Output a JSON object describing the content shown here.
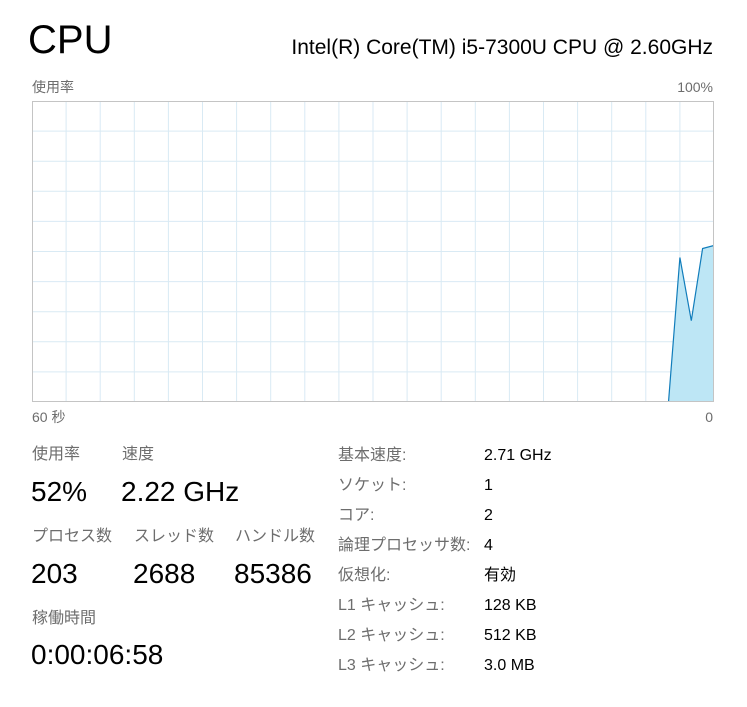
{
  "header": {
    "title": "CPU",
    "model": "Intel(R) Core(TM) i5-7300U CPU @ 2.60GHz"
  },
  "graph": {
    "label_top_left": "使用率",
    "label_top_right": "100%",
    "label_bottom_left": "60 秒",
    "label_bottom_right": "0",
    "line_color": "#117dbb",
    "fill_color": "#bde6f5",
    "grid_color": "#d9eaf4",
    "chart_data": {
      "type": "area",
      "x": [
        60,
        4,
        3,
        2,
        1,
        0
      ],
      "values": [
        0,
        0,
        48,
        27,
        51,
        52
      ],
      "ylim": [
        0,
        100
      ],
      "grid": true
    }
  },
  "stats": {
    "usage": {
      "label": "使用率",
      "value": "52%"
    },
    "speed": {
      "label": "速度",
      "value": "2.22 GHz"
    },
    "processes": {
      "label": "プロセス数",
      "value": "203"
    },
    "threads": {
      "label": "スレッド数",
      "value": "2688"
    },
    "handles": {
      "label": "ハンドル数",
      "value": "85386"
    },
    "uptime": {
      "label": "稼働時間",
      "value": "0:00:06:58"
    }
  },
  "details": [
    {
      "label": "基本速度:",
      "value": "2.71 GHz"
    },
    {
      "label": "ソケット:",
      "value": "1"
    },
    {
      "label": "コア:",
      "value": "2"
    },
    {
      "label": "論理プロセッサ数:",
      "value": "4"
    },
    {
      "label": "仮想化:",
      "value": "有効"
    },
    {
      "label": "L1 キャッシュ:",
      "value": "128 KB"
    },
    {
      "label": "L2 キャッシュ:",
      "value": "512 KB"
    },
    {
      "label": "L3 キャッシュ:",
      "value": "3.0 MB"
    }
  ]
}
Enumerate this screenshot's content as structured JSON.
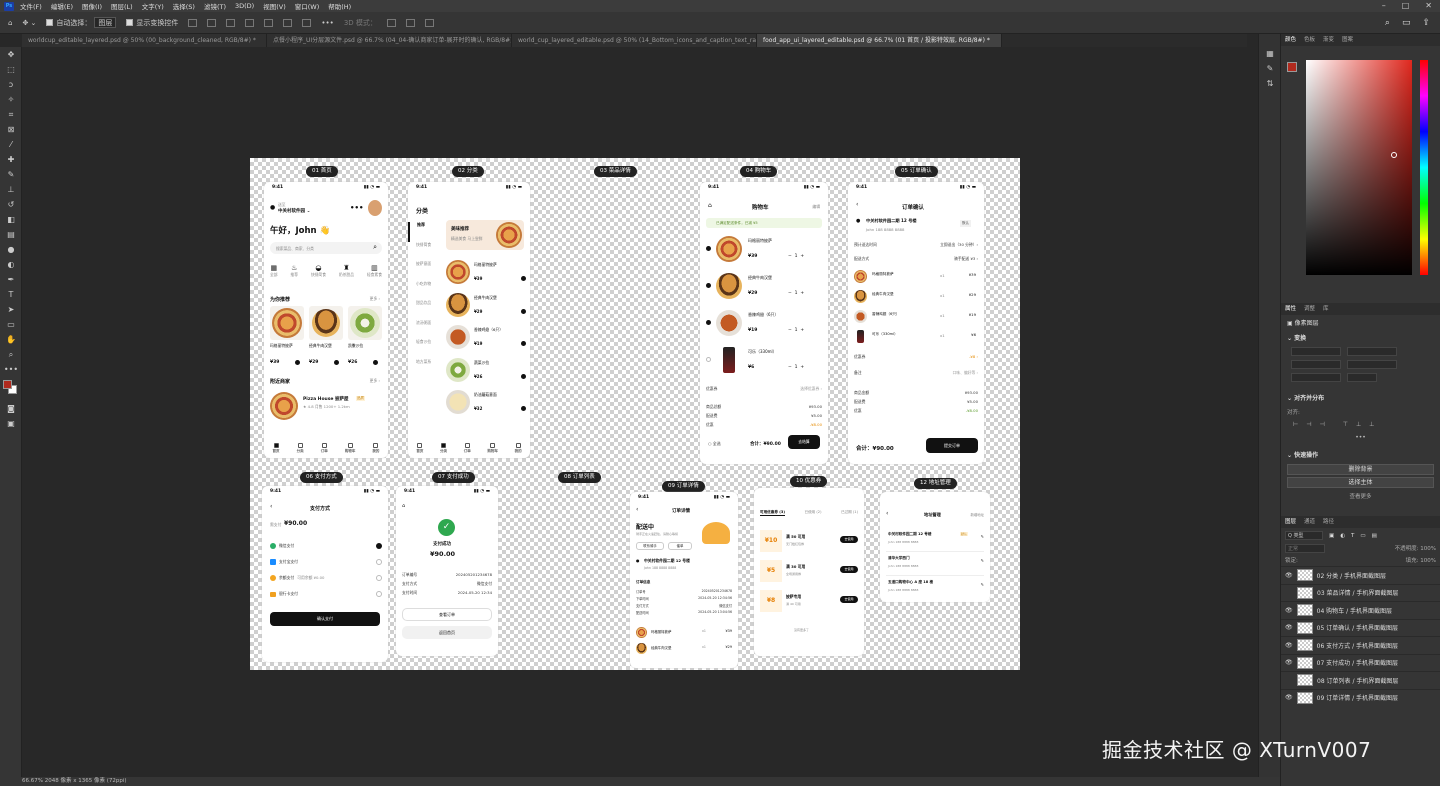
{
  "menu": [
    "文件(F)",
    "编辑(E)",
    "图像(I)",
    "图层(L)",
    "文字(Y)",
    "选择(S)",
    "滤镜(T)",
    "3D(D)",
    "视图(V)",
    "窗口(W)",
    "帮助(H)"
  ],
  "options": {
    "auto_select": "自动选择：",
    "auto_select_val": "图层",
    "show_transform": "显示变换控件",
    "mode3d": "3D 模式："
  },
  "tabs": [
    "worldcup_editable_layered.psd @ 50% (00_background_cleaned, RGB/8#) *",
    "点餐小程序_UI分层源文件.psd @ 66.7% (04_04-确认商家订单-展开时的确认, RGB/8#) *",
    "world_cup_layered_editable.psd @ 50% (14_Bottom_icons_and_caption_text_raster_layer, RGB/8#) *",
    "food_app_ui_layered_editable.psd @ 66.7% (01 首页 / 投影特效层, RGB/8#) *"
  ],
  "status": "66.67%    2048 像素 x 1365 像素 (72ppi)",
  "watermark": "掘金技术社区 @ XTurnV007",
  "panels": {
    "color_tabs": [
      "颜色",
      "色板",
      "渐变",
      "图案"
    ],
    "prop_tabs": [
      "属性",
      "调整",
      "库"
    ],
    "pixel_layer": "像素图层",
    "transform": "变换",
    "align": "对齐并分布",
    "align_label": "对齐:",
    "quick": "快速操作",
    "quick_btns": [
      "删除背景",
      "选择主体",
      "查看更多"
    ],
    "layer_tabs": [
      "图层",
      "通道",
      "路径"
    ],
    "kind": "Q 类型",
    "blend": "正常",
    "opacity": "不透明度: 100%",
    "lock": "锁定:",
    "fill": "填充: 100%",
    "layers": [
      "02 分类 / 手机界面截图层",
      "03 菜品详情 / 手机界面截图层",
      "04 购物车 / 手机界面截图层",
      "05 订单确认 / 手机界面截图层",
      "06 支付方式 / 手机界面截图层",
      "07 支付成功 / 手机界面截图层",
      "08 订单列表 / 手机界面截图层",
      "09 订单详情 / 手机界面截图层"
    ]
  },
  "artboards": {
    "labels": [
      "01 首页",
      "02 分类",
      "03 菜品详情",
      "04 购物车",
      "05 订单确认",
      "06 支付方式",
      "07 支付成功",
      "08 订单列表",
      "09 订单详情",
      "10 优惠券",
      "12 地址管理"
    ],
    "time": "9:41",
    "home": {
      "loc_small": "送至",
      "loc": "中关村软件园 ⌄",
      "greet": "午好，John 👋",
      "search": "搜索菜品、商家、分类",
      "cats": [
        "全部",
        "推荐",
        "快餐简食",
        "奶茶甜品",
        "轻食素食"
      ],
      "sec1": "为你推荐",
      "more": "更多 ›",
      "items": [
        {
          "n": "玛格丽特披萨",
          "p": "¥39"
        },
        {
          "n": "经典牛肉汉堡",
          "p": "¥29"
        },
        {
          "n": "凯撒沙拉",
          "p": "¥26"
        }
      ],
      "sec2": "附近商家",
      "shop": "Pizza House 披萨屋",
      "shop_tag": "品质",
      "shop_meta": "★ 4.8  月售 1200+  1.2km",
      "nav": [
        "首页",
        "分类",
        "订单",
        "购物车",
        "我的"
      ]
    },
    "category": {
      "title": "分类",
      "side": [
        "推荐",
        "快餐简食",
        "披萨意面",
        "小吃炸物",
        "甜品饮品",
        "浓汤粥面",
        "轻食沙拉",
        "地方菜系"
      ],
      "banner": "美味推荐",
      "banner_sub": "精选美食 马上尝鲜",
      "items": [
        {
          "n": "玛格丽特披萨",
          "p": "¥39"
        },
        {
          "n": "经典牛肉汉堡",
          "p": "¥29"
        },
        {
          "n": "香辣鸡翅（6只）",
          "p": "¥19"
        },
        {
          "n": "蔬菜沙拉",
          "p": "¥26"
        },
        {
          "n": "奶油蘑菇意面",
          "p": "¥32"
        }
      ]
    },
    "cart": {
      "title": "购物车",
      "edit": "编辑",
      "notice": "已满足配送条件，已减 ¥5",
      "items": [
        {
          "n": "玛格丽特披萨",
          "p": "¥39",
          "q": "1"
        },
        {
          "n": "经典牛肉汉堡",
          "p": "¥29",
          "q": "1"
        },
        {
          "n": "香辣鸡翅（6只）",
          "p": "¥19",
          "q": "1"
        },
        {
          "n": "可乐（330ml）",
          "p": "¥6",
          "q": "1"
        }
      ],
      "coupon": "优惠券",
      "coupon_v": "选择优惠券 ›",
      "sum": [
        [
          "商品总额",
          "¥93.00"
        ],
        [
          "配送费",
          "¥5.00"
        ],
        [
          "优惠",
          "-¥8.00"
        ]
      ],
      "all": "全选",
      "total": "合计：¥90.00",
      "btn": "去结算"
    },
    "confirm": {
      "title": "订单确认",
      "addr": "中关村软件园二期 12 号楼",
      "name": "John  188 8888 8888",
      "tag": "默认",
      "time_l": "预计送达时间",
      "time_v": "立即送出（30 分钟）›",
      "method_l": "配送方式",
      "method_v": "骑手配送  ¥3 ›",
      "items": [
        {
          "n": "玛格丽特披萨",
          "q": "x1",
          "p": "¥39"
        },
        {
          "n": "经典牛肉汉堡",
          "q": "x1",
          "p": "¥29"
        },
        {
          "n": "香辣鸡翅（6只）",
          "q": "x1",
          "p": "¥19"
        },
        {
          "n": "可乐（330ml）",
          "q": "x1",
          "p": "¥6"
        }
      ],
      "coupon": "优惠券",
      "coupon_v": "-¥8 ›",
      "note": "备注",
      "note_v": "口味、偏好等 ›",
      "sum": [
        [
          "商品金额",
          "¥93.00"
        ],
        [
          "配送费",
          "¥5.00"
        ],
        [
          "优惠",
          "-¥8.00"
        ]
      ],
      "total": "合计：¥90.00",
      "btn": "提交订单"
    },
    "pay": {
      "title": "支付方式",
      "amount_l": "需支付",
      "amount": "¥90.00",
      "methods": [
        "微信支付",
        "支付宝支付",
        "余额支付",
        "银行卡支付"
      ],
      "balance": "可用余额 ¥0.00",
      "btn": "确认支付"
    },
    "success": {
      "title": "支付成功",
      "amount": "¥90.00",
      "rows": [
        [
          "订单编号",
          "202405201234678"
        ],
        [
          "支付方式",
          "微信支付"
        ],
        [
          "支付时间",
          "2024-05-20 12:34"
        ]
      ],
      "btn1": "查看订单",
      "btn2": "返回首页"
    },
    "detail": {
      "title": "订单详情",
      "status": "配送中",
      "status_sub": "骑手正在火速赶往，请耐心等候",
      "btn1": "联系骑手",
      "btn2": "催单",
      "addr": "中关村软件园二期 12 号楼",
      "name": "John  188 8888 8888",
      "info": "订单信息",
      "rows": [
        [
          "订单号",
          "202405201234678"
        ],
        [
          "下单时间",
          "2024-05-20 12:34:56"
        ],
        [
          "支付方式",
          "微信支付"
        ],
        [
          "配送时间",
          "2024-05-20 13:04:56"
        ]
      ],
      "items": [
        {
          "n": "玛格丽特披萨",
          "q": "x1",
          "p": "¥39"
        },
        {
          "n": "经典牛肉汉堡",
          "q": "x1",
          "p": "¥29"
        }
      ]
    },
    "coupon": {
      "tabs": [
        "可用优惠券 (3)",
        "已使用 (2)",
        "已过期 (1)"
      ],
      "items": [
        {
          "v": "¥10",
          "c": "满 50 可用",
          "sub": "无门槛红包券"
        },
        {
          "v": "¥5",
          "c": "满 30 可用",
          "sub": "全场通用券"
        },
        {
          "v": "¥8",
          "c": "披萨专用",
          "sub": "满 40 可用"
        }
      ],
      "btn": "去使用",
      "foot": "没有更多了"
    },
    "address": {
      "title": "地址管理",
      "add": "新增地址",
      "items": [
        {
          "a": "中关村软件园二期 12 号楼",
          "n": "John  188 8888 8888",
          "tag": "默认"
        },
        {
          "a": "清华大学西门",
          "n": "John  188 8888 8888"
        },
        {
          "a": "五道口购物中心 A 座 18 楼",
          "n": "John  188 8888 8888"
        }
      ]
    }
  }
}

────

> **Task details**: Where a line contains the string "JSON", extract that line.

> **Task answer**:
Output a JSON object describing the content shown here.
Enumerate this screenshot's content as structured JSON.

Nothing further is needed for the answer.